## Direction
Resume the post about Voi's microservice-centric Terraform setup from its last line.

** Begin Passage given **

Microservice centric Infrastructure as Code with Terraform at Voi

Published in

Voi Engineering

10 min readDec 15, 2022

by Ronan Barrett and the Voi platform team

Voi is a Scandinavian micro mobility company offering electric vehicles in partnership with cities and local communities around Europe. At Voi we run hundreds of microservices running mainly on Google Cloud Platform (GCP) using Google Kubernetes Engine (GKE) and a mix of managed database and messaging solutions.

In this blog post we discuss our microservice centric Infrastructure as Code (IaC) journey and the solution that has proven a massive success in our Engineering teams. Our solution puts the engineers in control using self-service, where teams are in control of provisioning everything their service needs, without being over reliant on a central platform team.

At Voi we follow the principle of shared nothing for the hundreds of microservices we run. All microservices have clear ownership and resources, like databases, are not shared between services. When looking at our Terraform setup two years ago this principle was not respected. We had a single repository for all Terraform infrastructure as code and a single state file for each deployment environment. Whilst this setup has some obvious advantages, such as state planning across the whole environment and is the logical way to start using Terraform, it presents a number of critical problems as an organization scales:

Teams can accidentally destroy resources owned by other teams
Teams must coordinate when they want to make changes to the Terraform code
If teams don’t coordinate changes one team will get blocked as concurrent infrastructure pipelines are not permitted (we added this constraint using GitHub Actions concurrency control)

** End Passage given **
** Begin Material **

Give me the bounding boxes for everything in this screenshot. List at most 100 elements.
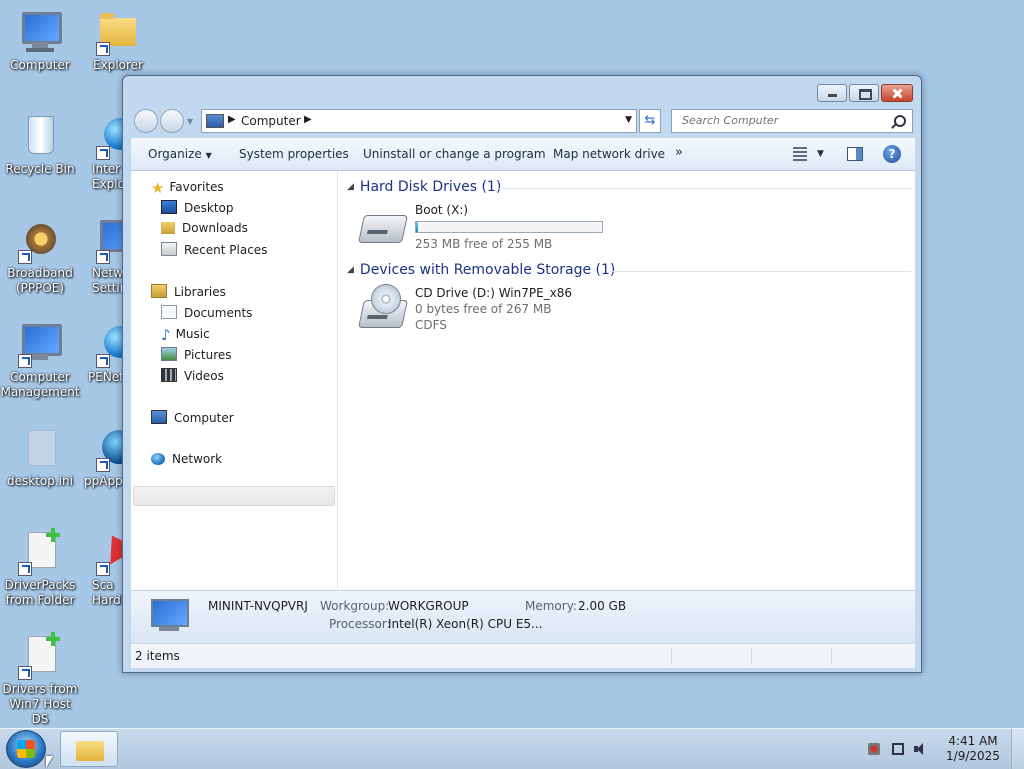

** End Material **

## Response
A mistake by any team breaks the pipeline for everyone
Ownership of resources is often categorized by infrastructure type and not team ownership e.g. all database resources together instead of segregating resources by microservice
A broken pipeline means critical issues cannot be fixed causing incidents to be longer running than necessary
Build time of the IaC CI/CD pipeline gets longer and longer over time as the number of states increases
As build times are slow planning failures are slow to be reported making the full build cycle very slow and tedious
Slow pipelines cost more in terms of resource utilization

In our case we saw many hours wasted coordinating between teams every week. The platform team was called on frequently to fix broken pipelines as the engineers couldn’t locate the root problem, which was often outside the changes they were making. These problems are not compatible with our vision of providing a self-service platform to our engineers. The setup was clearly platform centric.

A pain point shared by both engineers and platform engineers was the time taken to run the pipelines, which often failed, and needed to be re-run many times. This time could be up to an hour for a given environment.

Before embarking on our solution we looked for a similar microservice centric solution and were surprised to find no publicly documented solutions. There are surely many solutions in place in many companies but none we could directly borrow. In fact, the closest well document solution was published only recently by slack, long after we had implemented our solution. The Slack solution shares some of the benefits of our solution and is well worth reading.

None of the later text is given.